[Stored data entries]
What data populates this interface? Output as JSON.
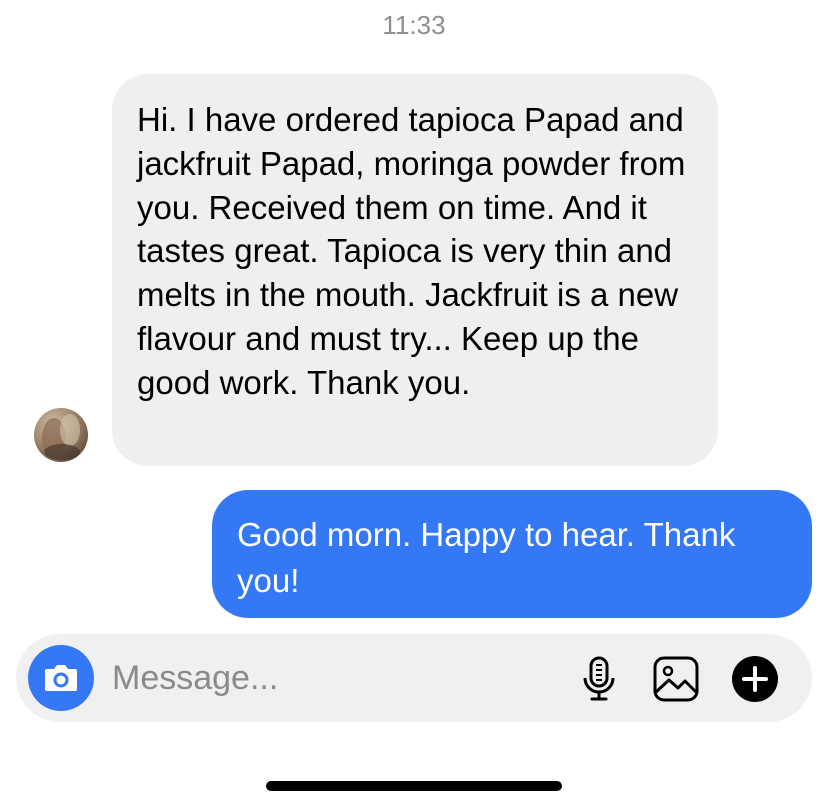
{
  "conversation": {
    "timestamp": "11:33",
    "messages": [
      {
        "direction": "incoming",
        "text": "Hi. I have ordered tapioca Papad and jackfruit Papad, moringa powder from you. Received them on time. And it tastes great. Tapioca is very thin and melts in the mouth. Jackfruit is a new flavour and must try... Keep up the good work. Thank you."
      },
      {
        "direction": "outgoing",
        "text": "Good morn. Happy to hear. Thank you!"
      }
    ]
  },
  "composer": {
    "placeholder": "Message...",
    "icons": {
      "camera": "camera-icon",
      "mic": "microphone-icon",
      "gallery": "image-gallery-icon",
      "plus": "plus-circle-icon"
    }
  },
  "colors": {
    "incoming_bubble": "#efefef",
    "outgoing_bubble": "#3478f6",
    "timestamp": "#8e8e93",
    "composer_background": "#f0f0f0"
  }
}
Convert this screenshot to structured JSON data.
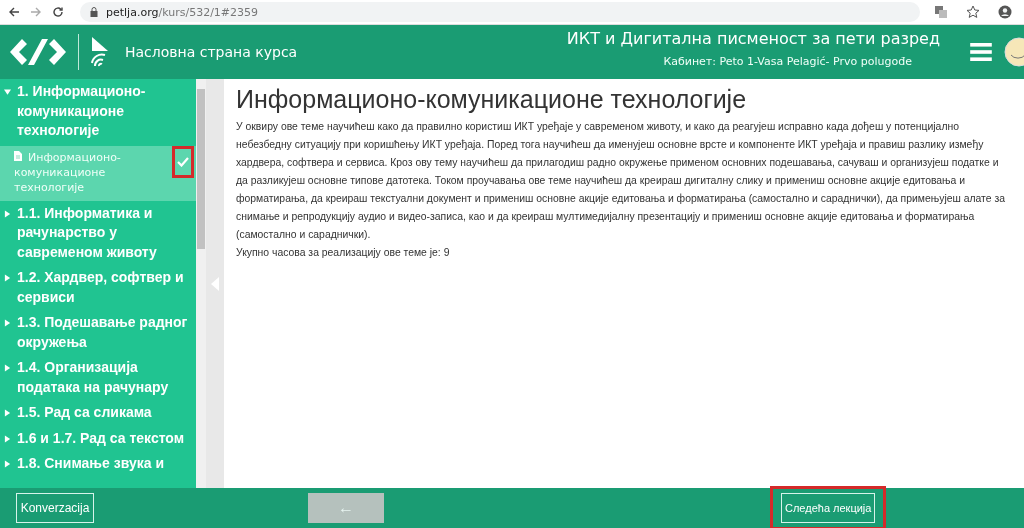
{
  "browser": {
    "url_host": "petlja.org",
    "url_path": "/kurs/532/1#2359"
  },
  "header": {
    "home_link": "Насловна страна курса",
    "title": "ИКТ и Дигитална писменост за пети разред",
    "subtitle": "Кабинет: Peto 1-Vasa Pelagić- Prvo polugođe"
  },
  "sidebar": {
    "items": [
      {
        "label": "1. Информационо-комуникационе технологије",
        "expanded": true,
        "children": [
          {
            "label": "Информационо-комуникационе технологије",
            "selected": true,
            "done": true,
            "highlighted": true
          }
        ]
      },
      {
        "label": "1.1. Информатика и рачунарство у савременом животу",
        "expanded": false
      },
      {
        "label": "1.2. Хардвер, софтвер и сервиси",
        "expanded": false
      },
      {
        "label": "1.3. Подешавање радног окружења",
        "expanded": false
      },
      {
        "label": "1.4. Организација података на рачунару",
        "expanded": false
      },
      {
        "label": "1.5. Рад са сликама",
        "expanded": false
      },
      {
        "label": "1.6 и 1.7. Рад са текстом",
        "expanded": false
      },
      {
        "label": "1.8. Снимање звука и",
        "expanded": false
      }
    ]
  },
  "content": {
    "heading": "Информационо-комуникационе технологије",
    "paragraph": "У оквиру ове теме научићеш како да правилно користиш ИКТ уређаје у савременом животу, и како да реагујеш исправно када дођеш у потенцијално небезбедну ситуацију при коришћењу ИКТ уређаја. Поред тога научићеш да именујеш основне врсте и компоненте ИКТ уређаја и правиш разлику између хардвера, софтвера и сервиса. Кроз ову тему научићеш да прилагодиш радно окружење применом основних подешавања, сачуваш и организујеш податке и да разликујеш основне типове датотека. Током проучавања ове теме научићеш да креираш дигиталну слику и примениш основне акције едитовања и форматирања, да креираш текстуални документ и примениш основне акције едитовања и форматирања (самостално и сараднички), да примењујеш алате за снимање и репродукцију аудио и видео-записа, као и да креираш мултимедијалну презентацију и примениш основне акције едитовања и форматирања (самостално и сараднички).",
    "hours": "Укупно часова за реализацију ове теме је: 9"
  },
  "footer": {
    "chat_button": "Konverzacija",
    "back_button": {
      "label": "←",
      "disabled": true
    },
    "next_button": {
      "label": "Следећа лекција",
      "highlighted": true
    }
  }
}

_Problem details_:
A faithful copy of the records above is needed, with the pictures left out.

_Solution to the problem_:
What data populates this interface? Output as JSON.
{
  "conversation": {
    "timestamp": "11:33",
    "messages": [
      {
        "direction": "incoming",
        "text": "Hi. I have ordered tapioca Papad and jackfruit Papad, moringa powder from you. Received them on time. And it tastes great. Tapioca is very thin and melts in the mouth. Jackfruit is a new flavour and must try... Keep up the good work. Thank you."
      },
      {
        "direction": "outgoing",
        "text": "Good morn. Happy to hear. Thank you!"
      }
    ]
  },
  "composer": {
    "placeholder": "Message...",
    "icons": {
      "camera": "camera-icon",
      "mic": "microphone-icon",
      "gallery": "image-gallery-icon",
      "plus": "plus-circle-icon"
    }
  },
  "colors": {
    "incoming_bubble": "#efefef",
    "outgoing_bubble": "#3478f6",
    "timestamp": "#8e8e93",
    "composer_background": "#f0f0f0"
  }
}
Convert this screenshot to structured JSON data.
{
  "browser": {
    "url_host": "petlja.org",
    "url_path": "/kurs/532/1#2359"
  },
  "header": {
    "home_link": "Насловна страна курса",
    "title": "ИКТ и Дигитална писменост за пети разред",
    "subtitle": "Кабинет: Peto 1-Vasa Pelagić- Prvo polugođe"
  },
  "sidebar": {
    "items": [
      {
        "label": "1. Информационо-комуникационе технологије",
        "expanded": true,
        "children": [
          {
            "label": "Информационо-комуникационе технологије",
            "selected": true,
            "done": true,
            "highlighted": true
          }
        ]
      },
      {
        "label": "1.1. Информатика и рачунарство у савременом животу",
        "expanded": false
      },
      {
        "label": "1.2. Хардвер, софтвер и сервиси",
        "expanded": false
      },
      {
        "label": "1.3. Подешавање радног окружења",
        "expanded": false
      },
      {
        "label": "1.4. Организација података на рачунару",
        "expanded": false
      },
      {
        "label": "1.5. Рад са сликама",
        "expanded": false
      },
      {
        "label": "1.6 и 1.7. Рад са текстом",
        "expanded": false
      },
      {
        "label": "1.8. Снимање звука и",
        "expanded": false
      }
    ]
  },
  "content": {
    "heading": "Информационо-комуникационе технологије",
    "paragraph": "У оквиру ове теме научићеш како да правилно користиш ИКТ уређаје у савременом животу, и како да реагујеш исправно када дођеш у потенцијално небезбедну ситуацију при коришћењу ИКТ уређаја. Поред тога научићеш да именујеш основне врсте и компоненте ИКТ уређаја и правиш разлику између хардвера, софтвера и сервиса. Кроз ову тему научићеш да прилагодиш радно окружење применом основних подешавања, сачуваш и организујеш податке и да разликујеш основне типове датотека. Током проучавања ове теме научићеш да креираш дигиталну слику и примениш основне акције едитовања и форматирања, да креираш текстуални документ и примениш основне акције едитовања и форматирања (самостално и сараднички), да примењујеш алате за снимање и репродукцију аудио и видео-записа, као и да креираш мултимедијалну презентацију и примениш основне акције едитовања и форматирања (самостално и сараднички).",
    "hours": "Укупно часова за реализацију ове теме је: 9"
  },
  "footer": {
    "chat_button": "Konverzacija",
    "back_button": {
      "label": "←",
      "disabled": true
    },
    "next_button": {
      "label": "Следећа лекција",
      "highlighted": true
    }
  }
}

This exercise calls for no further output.